Written exercise - Give the number of lines containing the word "name" and nothing more.

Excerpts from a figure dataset
* Begin *

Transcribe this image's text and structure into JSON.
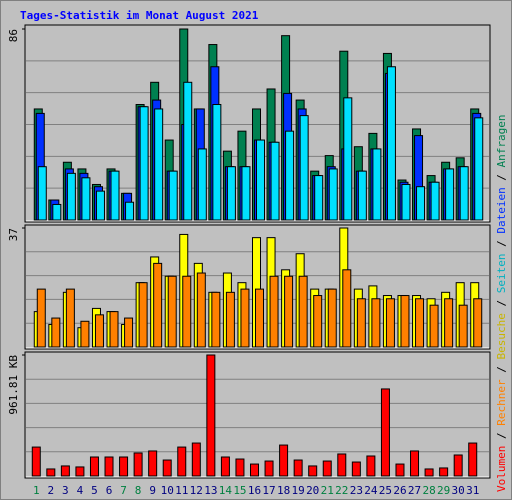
{
  "title": "Tages-Statistik im Monat August 2021",
  "legend_separator": " / ",
  "chart_data": [
    {
      "type": "bar",
      "ylim": [
        0,
        86
      ],
      "yticks": [
        86
      ],
      "series": [
        {
          "name": "Anfragen",
          "color": "#008050",
          "values": [
            50,
            9,
            26,
            23,
            16,
            23,
            12,
            52,
            62,
            36,
            86,
            50,
            79,
            31,
            40,
            50,
            59,
            83,
            54,
            22,
            29,
            76,
            33,
            39,
            75,
            18,
            41,
            20,
            26,
            28,
            50
          ]
        },
        {
          "name": "Dateien",
          "color": "#0030ff",
          "values": [
            48,
            9,
            23,
            21,
            15,
            22,
            12,
            51,
            54,
            22,
            43,
            50,
            69,
            24,
            24,
            36,
            35,
            57,
            50,
            20,
            24,
            32,
            22,
            32,
            66,
            17,
            38,
            17,
            23,
            24,
            48
          ]
        },
        {
          "name": "Seiten",
          "color": "#00e0ff",
          "values": [
            24,
            7,
            21,
            19,
            13,
            22,
            8,
            51,
            50,
            22,
            62,
            32,
            52,
            24,
            24,
            36,
            35,
            40,
            47,
            20,
            23,
            55,
            22,
            32,
            69,
            16,
            15,
            17,
            23,
            24,
            46
          ]
        }
      ]
    },
    {
      "type": "bar",
      "ylim": [
        0,
        37
      ],
      "yticks": [
        37
      ],
      "series": [
        {
          "name": "Besuche",
          "color": "#ffff00",
          "values": [
            11,
            7,
            17,
            6,
            12,
            11,
            7,
            20,
            28,
            22,
            35,
            26,
            17,
            23,
            20,
            34,
            34,
            24,
            29,
            18,
            18,
            37,
            18,
            19,
            16,
            16,
            16,
            15,
            17,
            20,
            20
          ]
        },
        {
          "name": "Rechner",
          "color": "#ff8000",
          "values": [
            18,
            9,
            18,
            8,
            10,
            11,
            9,
            20,
            26,
            22,
            22,
            23,
            17,
            17,
            18,
            18,
            22,
            22,
            22,
            16,
            18,
            24,
            15,
            15,
            15,
            16,
            15,
            13,
            15,
            13,
            15
          ]
        }
      ]
    },
    {
      "type": "bar",
      "ylim": [
        0,
        961.81
      ],
      "yticks": [
        {
          "value": 961.81,
          "label": "961.81 KB"
        }
      ],
      "categories": [
        "1",
        "2",
        "3",
        "4",
        "5",
        "6",
        "7",
        "8",
        "9",
        "10",
        "11",
        "12",
        "13",
        "14",
        "15",
        "16",
        "17",
        "18",
        "19",
        "20",
        "21",
        "22",
        "23",
        "24",
        "25",
        "26",
        "27",
        "28",
        "29",
        "30",
        "31"
      ],
      "category_colors": [
        "#008040",
        "#000080",
        "#000080",
        "#000080",
        "#000080",
        "#000080",
        "#008040",
        "#008040",
        "#000080",
        "#000080",
        "#000080",
        "#000080",
        "#000080",
        "#008040",
        "#008040",
        "#000080",
        "#000080",
        "#000080",
        "#000080",
        "#000080",
        "#008040",
        "#008040",
        "#000080",
        "#000080",
        "#000080",
        "#000080",
        "#000080",
        "#008040",
        "#008040",
        "#000080",
        "#000080"
      ],
      "series": [
        {
          "name": "Volumen",
          "color": "#ff0000",
          "values": [
            230,
            56,
            80,
            72,
            151,
            151,
            151,
            183,
            199,
            127,
            230,
            262,
            961.81,
            151,
            135,
            95,
            119,
            246,
            127,
            80,
            119,
            175,
            111,
            159,
            692,
            95,
            199,
            56,
            64,
            167,
            262
          ]
        }
      ]
    }
  ]
}
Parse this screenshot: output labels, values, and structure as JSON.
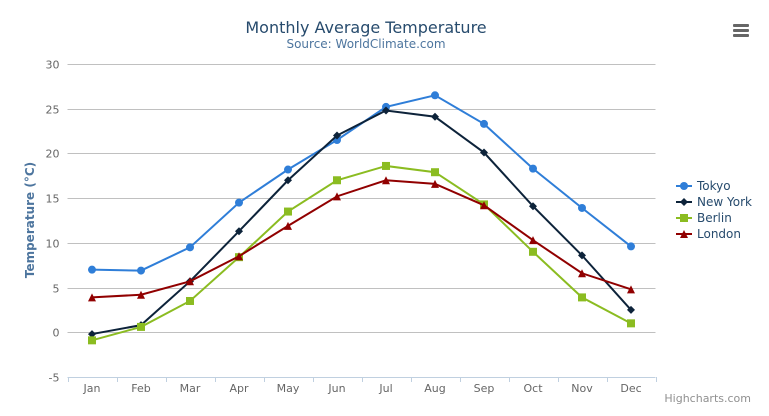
{
  "chart_data": {
    "type": "line",
    "title": "Monthly Average Temperature",
    "subtitle": "Source: WorldClimate.com",
    "xlabel": "",
    "ylabel": "Temperature (°C)",
    "ylim": [
      -5,
      30
    ],
    "yticks": [
      -5,
      0,
      5,
      10,
      15,
      20,
      25,
      30
    ],
    "grid": true,
    "legend_placement": "right",
    "categories": [
      "Jan",
      "Feb",
      "Mar",
      "Apr",
      "May",
      "Jun",
      "Jul",
      "Aug",
      "Sep",
      "Oct",
      "Nov",
      "Dec"
    ],
    "series": [
      {
        "name": "Tokyo",
        "color": "#2f7ed8",
        "marker": "circle",
        "values": [
          7.0,
          6.9,
          9.5,
          14.5,
          18.2,
          21.5,
          25.2,
          26.5,
          23.3,
          18.3,
          13.9,
          9.6
        ]
      },
      {
        "name": "New York",
        "color": "#0d233a",
        "marker": "diamond",
        "values": [
          -0.2,
          0.8,
          5.7,
          11.3,
          17.0,
          22.0,
          24.8,
          24.1,
          20.1,
          14.1,
          8.6,
          2.5
        ]
      },
      {
        "name": "Berlin",
        "color": "#8bbc21",
        "marker": "square",
        "values": [
          -0.9,
          0.6,
          3.5,
          8.4,
          13.5,
          17.0,
          18.6,
          17.9,
          14.3,
          9.0,
          3.9,
          1.0
        ]
      },
      {
        "name": "London",
        "color": "#910000",
        "marker": "triangle",
        "values": [
          3.9,
          4.2,
          5.7,
          8.5,
          11.9,
          15.2,
          17.0,
          16.6,
          14.2,
          10.3,
          6.6,
          4.8
        ]
      }
    ]
  },
  "credits": "Highcharts.com",
  "menu_icon": "hamburger-menu-icon"
}
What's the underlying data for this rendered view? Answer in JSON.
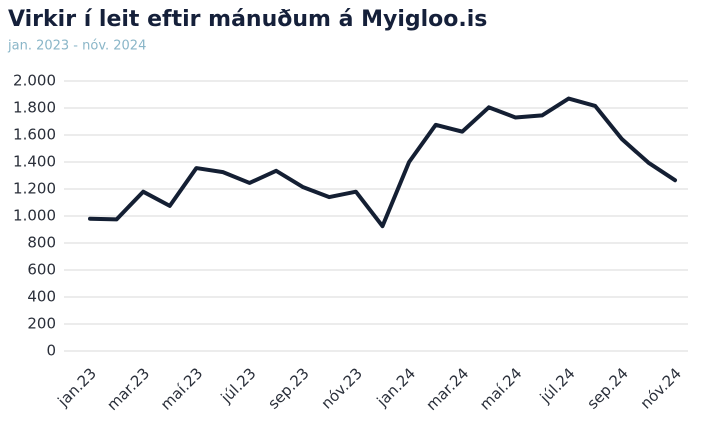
{
  "chart_data": {
    "type": "line",
    "title": "Virkir í leit eftir mánuðum á Myigloo.is",
    "subtitle": "jan. 2023 - nóv. 2024",
    "categories": [
      "jan.23",
      null,
      "mar.23",
      null,
      "maí.23",
      null,
      "júl.23",
      null,
      "sep.23",
      null,
      "nóv.23",
      null,
      "jan.24",
      null,
      "mar.24",
      null,
      "maí.24",
      null,
      "júl.24",
      null,
      "sep.24",
      null,
      "nóv.24"
    ],
    "series": [
      {
        "color": "#141f33",
        "values": [
          980,
          975,
          1180,
          1075,
          1355,
          1325,
          1245,
          1335,
          1215,
          1140,
          1180,
          925,
          1400,
          1675,
          1625,
          1805,
          1730,
          1745,
          1870,
          1815,
          1570,
          1395,
          1265
        ]
      }
    ],
    "ylim": [
      0,
      2000
    ],
    "yticks": [
      0,
      200,
      400,
      600,
      800,
      {
        "value": 1000,
        "label": "1.000"
      },
      {
        "value": 1200,
        "label": "1.200"
      },
      {
        "value": 1400,
        "label": "1.400"
      },
      {
        "value": 1600,
        "label": "1.600"
      },
      {
        "value": 1800,
        "label": "1.800"
      },
      {
        "value": 2000,
        "label": "2.000"
      }
    ],
    "grid": true
  }
}
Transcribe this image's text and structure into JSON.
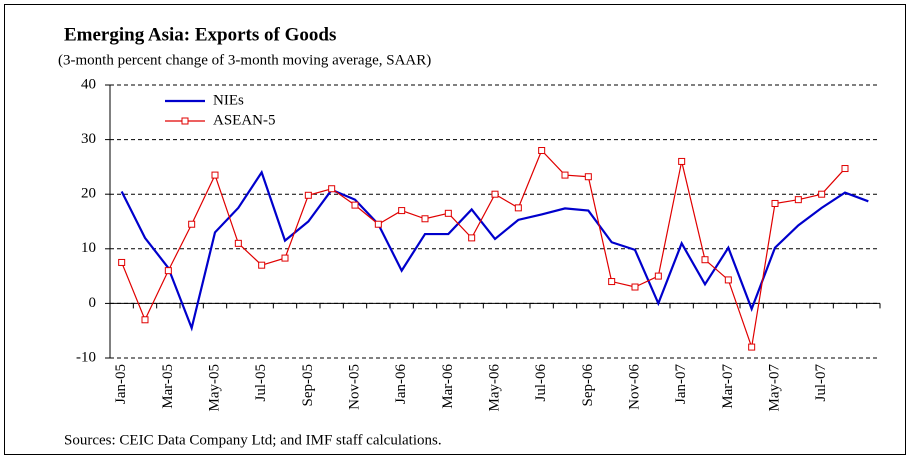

* End *

Solution for this exercise - 10